#### RECORDS SUPPLIED
+ + +

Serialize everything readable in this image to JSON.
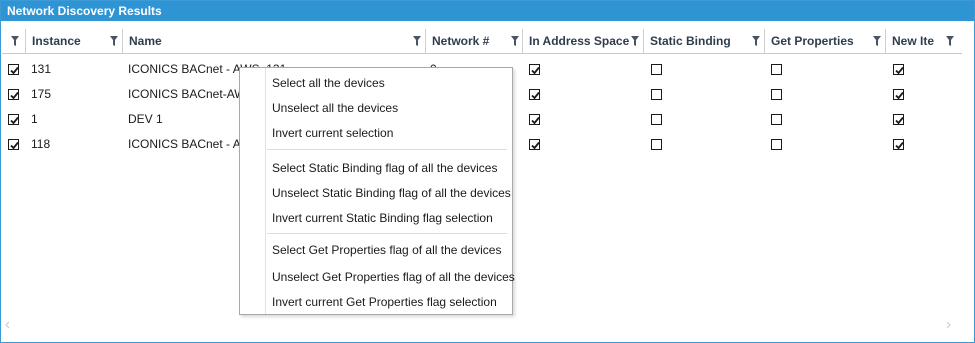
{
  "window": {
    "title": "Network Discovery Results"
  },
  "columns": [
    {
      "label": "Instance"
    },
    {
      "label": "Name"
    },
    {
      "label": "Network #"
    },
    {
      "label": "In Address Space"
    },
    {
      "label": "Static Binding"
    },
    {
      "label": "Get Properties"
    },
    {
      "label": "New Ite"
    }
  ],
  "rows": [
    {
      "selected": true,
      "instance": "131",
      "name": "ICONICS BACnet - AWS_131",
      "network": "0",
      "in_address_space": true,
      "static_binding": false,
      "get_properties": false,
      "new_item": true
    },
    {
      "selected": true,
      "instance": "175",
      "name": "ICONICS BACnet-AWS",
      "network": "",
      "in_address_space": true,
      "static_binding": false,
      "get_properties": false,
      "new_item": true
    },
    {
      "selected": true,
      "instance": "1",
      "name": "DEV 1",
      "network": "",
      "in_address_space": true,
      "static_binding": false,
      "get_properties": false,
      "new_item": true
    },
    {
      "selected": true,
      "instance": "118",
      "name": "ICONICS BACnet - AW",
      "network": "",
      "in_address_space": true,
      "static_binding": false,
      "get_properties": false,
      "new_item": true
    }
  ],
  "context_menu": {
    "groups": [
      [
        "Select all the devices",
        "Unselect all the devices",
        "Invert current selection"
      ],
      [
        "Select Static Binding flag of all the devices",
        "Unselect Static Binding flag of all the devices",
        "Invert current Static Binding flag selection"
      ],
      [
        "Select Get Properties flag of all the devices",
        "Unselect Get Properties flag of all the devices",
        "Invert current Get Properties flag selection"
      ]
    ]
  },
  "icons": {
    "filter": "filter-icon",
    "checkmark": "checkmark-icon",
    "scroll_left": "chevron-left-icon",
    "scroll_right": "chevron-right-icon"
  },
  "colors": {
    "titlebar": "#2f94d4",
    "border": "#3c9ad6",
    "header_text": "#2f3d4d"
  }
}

+ + +

#### AIM
Restate the records above in full, word for word. Keep pictures out.

#### TASK SOLUTION
Serialize everything readable in this image to JSON.
{
  "window": {
    "title": "Network Discovery Results"
  },
  "columns": [
    {
      "label": "Instance"
    },
    {
      "label": "Name"
    },
    {
      "label": "Network #"
    },
    {
      "label": "In Address Space"
    },
    {
      "label": "Static Binding"
    },
    {
      "label": "Get Properties"
    },
    {
      "label": "New Ite"
    }
  ],
  "rows": [
    {
      "selected": true,
      "instance": "131",
      "name": "ICONICS BACnet - AWS_131",
      "network": "0",
      "in_address_space": true,
      "static_binding": false,
      "get_properties": false,
      "new_item": true
    },
    {
      "selected": true,
      "instance": "175",
      "name": "ICONICS BACnet-AWS",
      "network": "",
      "in_address_space": true,
      "static_binding": false,
      "get_properties": false,
      "new_item": true
    },
    {
      "selected": true,
      "instance": "1",
      "name": "DEV 1",
      "network": "",
      "in_address_space": true,
      "static_binding": false,
      "get_properties": false,
      "new_item": true
    },
    {
      "selected": true,
      "instance": "118",
      "name": "ICONICS BACnet - AW",
      "network": "",
      "in_address_space": true,
      "static_binding": false,
      "get_properties": false,
      "new_item": true
    }
  ],
  "context_menu": {
    "groups": [
      [
        "Select all the devices",
        "Unselect all the devices",
        "Invert current selection"
      ],
      [
        "Select Static Binding flag of all the devices",
        "Unselect Static Binding flag of all the devices",
        "Invert current Static Binding flag selection"
      ],
      [
        "Select Get Properties flag of all the devices",
        "Unselect Get Properties flag of all the devices",
        "Invert current Get Properties flag selection"
      ]
    ]
  },
  "icons": {
    "filter": "filter-icon",
    "checkmark": "checkmark-icon",
    "scroll_left": "chevron-left-icon",
    "scroll_right": "chevron-right-icon"
  },
  "colors": {
    "titlebar": "#2f94d4",
    "border": "#3c9ad6",
    "header_text": "#2f3d4d"
  }
}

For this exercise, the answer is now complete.